What to work on | Please repeat every one of the following entries word for word, keeping each line unchanged.

Data entries |
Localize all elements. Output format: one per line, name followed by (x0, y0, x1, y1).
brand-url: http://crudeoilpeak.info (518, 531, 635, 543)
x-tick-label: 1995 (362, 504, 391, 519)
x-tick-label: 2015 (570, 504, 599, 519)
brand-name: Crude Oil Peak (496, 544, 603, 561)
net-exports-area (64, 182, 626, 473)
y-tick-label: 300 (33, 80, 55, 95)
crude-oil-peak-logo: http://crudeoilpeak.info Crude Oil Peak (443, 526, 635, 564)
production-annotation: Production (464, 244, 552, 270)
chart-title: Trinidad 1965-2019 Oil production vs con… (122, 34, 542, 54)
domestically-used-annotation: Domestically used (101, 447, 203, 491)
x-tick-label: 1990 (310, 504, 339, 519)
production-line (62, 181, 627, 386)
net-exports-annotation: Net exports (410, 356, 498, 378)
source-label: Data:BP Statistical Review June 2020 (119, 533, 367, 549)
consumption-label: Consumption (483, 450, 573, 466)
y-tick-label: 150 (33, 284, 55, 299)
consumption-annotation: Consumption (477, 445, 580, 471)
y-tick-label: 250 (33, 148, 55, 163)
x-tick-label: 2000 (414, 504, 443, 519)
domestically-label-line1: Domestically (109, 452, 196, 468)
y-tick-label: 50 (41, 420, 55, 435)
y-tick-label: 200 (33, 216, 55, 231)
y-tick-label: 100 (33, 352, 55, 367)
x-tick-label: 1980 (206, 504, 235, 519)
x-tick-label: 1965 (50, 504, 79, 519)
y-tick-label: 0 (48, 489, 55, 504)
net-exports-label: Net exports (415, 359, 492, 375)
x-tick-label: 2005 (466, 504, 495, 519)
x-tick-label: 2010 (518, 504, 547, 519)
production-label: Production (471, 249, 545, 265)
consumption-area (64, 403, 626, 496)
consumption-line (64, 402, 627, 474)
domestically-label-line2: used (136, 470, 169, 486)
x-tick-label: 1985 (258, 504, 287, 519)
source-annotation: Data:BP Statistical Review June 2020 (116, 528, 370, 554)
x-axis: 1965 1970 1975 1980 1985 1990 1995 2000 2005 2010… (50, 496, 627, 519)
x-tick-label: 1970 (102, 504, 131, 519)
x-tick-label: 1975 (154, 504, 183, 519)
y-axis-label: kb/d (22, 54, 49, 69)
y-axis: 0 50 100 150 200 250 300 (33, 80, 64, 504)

Answer to this problem |
Localize all elements. Output format: one per line, name followed by (x0, y0, x1, y1).
brand-url: http://crudeoilpeak.info (518, 531, 635, 543)
x-tick-label: 1995 (362, 504, 391, 519)
x-tick-label: 2015 (570, 504, 599, 519)
brand-name: Crude Oil Peak (496, 544, 603, 561)
net-exports-area (64, 182, 626, 473)
y-tick-label: 300 (33, 80, 55, 95)
crude-oil-peak-logo: http://crudeoilpeak.info Crude Oil Peak (443, 526, 635, 564)
production-annotation: Production (464, 244, 552, 270)
chart-title: Trinidad 1965-2019 Oil production vs con… (122, 34, 542, 54)
domestically-used-annotation: Domestically used (101, 447, 203, 491)
x-tick-label: 1990 (310, 504, 339, 519)
production-line (62, 181, 627, 386)
net-exports-annotation: Net exports (410, 356, 498, 378)
source-label: Data:BP Statistical Review June 2020 (119, 533, 367, 549)
consumption-label: Consumption (483, 450, 573, 466)
y-tick-label: 150 (33, 284, 55, 299)
consumption-annotation: Consumption (477, 445, 580, 471)
y-tick-label: 250 (33, 148, 55, 163)
x-tick-label: 2000 (414, 504, 443, 519)
domestically-label-line1: Domestically (109, 452, 196, 468)
y-tick-label: 50 (41, 420, 55, 435)
y-tick-label: 200 (33, 216, 55, 231)
y-tick-label: 100 (33, 352, 55, 367)
x-tick-label: 1980 (206, 504, 235, 519)
x-tick-label: 1965 (50, 504, 79, 519)
y-tick-label: 0 (48, 489, 55, 504)
net-exports-label: Net exports (415, 359, 492, 375)
x-tick-label: 2005 (466, 504, 495, 519)
x-tick-label: 2010 (518, 504, 547, 519)
production-label: Production (471, 249, 545, 265)
consumption-area (64, 403, 626, 496)
consumption-line (64, 402, 627, 474)
domestically-label-line2: used (136, 470, 169, 486)
x-tick-label: 1985 (258, 504, 287, 519)
source-annotation: Data:BP Statistical Review June 2020 (116, 528, 370, 554)
x-axis: 1965 1970 1975 1980 1985 1990 1995 2000 2005 2010… (50, 496, 627, 519)
x-tick-label: 1970 (102, 504, 131, 519)
x-tick-label: 1975 (154, 504, 183, 519)
y-axis-label: kb/d (22, 54, 49, 69)
y-axis: 0 50 100 150 200 250 300 (33, 80, 64, 504)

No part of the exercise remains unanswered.